- _Objective_:
Each entry below must be repeated word for word.
+ + + +
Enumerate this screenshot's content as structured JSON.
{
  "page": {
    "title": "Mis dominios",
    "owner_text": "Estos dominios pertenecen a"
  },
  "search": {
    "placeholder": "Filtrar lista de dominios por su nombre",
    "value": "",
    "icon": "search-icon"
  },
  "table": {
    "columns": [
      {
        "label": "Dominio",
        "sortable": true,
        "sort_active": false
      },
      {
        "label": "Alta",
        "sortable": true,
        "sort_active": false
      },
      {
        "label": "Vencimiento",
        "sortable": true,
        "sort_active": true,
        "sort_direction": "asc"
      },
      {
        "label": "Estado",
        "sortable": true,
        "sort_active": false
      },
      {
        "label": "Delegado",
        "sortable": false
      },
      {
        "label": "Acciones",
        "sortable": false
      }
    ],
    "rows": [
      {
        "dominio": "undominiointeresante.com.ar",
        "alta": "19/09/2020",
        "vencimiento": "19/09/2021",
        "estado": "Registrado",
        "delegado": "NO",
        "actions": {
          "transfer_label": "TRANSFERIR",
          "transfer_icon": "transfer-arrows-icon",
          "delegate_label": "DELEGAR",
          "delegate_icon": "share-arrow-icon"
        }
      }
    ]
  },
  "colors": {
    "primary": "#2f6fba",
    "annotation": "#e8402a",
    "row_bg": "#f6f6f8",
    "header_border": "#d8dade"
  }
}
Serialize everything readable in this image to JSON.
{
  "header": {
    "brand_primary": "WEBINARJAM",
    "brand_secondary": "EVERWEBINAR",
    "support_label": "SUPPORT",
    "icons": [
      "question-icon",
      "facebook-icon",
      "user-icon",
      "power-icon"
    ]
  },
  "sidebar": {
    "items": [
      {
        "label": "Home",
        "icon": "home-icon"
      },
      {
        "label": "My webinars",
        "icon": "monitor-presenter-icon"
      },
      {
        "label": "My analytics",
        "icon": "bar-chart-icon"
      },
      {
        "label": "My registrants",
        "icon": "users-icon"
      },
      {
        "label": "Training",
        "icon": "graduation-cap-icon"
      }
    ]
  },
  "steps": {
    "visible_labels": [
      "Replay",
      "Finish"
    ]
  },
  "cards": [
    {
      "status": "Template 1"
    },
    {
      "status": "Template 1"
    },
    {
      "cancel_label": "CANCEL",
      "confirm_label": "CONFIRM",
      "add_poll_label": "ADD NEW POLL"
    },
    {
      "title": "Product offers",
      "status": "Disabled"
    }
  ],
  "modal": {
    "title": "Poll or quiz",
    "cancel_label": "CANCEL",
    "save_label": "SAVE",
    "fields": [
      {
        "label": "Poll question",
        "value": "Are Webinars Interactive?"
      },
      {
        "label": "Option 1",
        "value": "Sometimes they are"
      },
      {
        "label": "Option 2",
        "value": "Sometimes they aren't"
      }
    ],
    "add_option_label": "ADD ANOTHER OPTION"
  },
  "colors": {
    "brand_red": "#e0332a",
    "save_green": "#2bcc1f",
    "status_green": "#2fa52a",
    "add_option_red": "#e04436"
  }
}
+ + + +
- _Written solution_:
Enumerate this screenshot's content as structured JSON.
{
  "page": {
    "title": "Mis dominios",
    "owner_text": "Estos dominios pertenecen a"
  },
  "search": {
    "placeholder": "Filtrar lista de dominios por su nombre",
    "value": "",
    "icon": "search-icon"
  },
  "table": {
    "columns": [
      {
        "label": "Dominio",
        "sortable": true,
        "sort_active": false
      },
      {
        "label": "Alta",
        "sortable": true,
        "sort_active": false
      },
      {
        "label": "Vencimiento",
        "sortable": true,
        "sort_active": true,
        "sort_direction": "asc"
      },
      {
        "label": "Estado",
        "sortable": true,
        "sort_active": false
      },
      {
        "label": "Delegado",
        "sortable": false
      },
      {
        "label": "Acciones",
        "sortable": false
      }
    ],
    "rows": [
      {
        "dominio": "undominiointeresante.com.ar",
        "alta": "19/09/2020",
        "vencimiento": "19/09/2021",
        "estado": "Registrado",
        "delegado": "NO",
        "actions": {
          "transfer_label": "TRANSFERIR",
          "transfer_icon": "transfer-arrows-icon",
          "delegate_label": "DELEGAR",
          "delegate_icon": "share-arrow-icon"
        }
      }
    ]
  },
  "colors": {
    "primary": "#2f6fba",
    "annotation": "#e8402a",
    "row_bg": "#f6f6f8",
    "header_border": "#d8dade"
  }
}
Serialize everything readable in this image to JSON.
{
  "header": {
    "brand_primary": "WEBINARJAM",
    "brand_secondary": "EVERWEBINAR",
    "support_label": "SUPPORT",
    "icons": [
      "question-icon",
      "facebook-icon",
      "user-icon",
      "power-icon"
    ]
  },
  "sidebar": {
    "items": [
      {
        "label": "Home",
        "icon": "home-icon"
      },
      {
        "label": "My webinars",
        "icon": "monitor-presenter-icon"
      },
      {
        "label": "My analytics",
        "icon": "bar-chart-icon"
      },
      {
        "label": "My registrants",
        "icon": "users-icon"
      },
      {
        "label": "Training",
        "icon": "graduation-cap-icon"
      }
    ]
  },
  "steps": {
    "visible_labels": [
      "Replay",
      "Finish"
    ]
  },
  "cards": [
    {
      "status": "Template 1"
    },
    {
      "status": "Template 1"
    },
    {
      "cancel_label": "CANCEL",
      "confirm_label": "CONFIRM",
      "add_poll_label": "ADD NEW POLL"
    },
    {
      "title": "Product offers",
      "status": "Disabled"
    }
  ],
  "modal": {
    "title": "Poll or quiz",
    "cancel_label": "CANCEL",
    "save_label": "SAVE",
    "fields": [
      {
        "label": "Poll question",
        "value": "Are Webinars Interactive?"
      },
      {
        "label": "Option 1",
        "value": "Sometimes they are"
      },
      {
        "label": "Option 2",
        "value": "Sometimes they aren't"
      }
    ],
    "add_option_label": "ADD ANOTHER OPTION"
  },
  "colors": {
    "brand_red": "#e0332a",
    "save_green": "#2bcc1f",
    "status_green": "#2fa52a",
    "add_option_red": "#e04436"
  }
}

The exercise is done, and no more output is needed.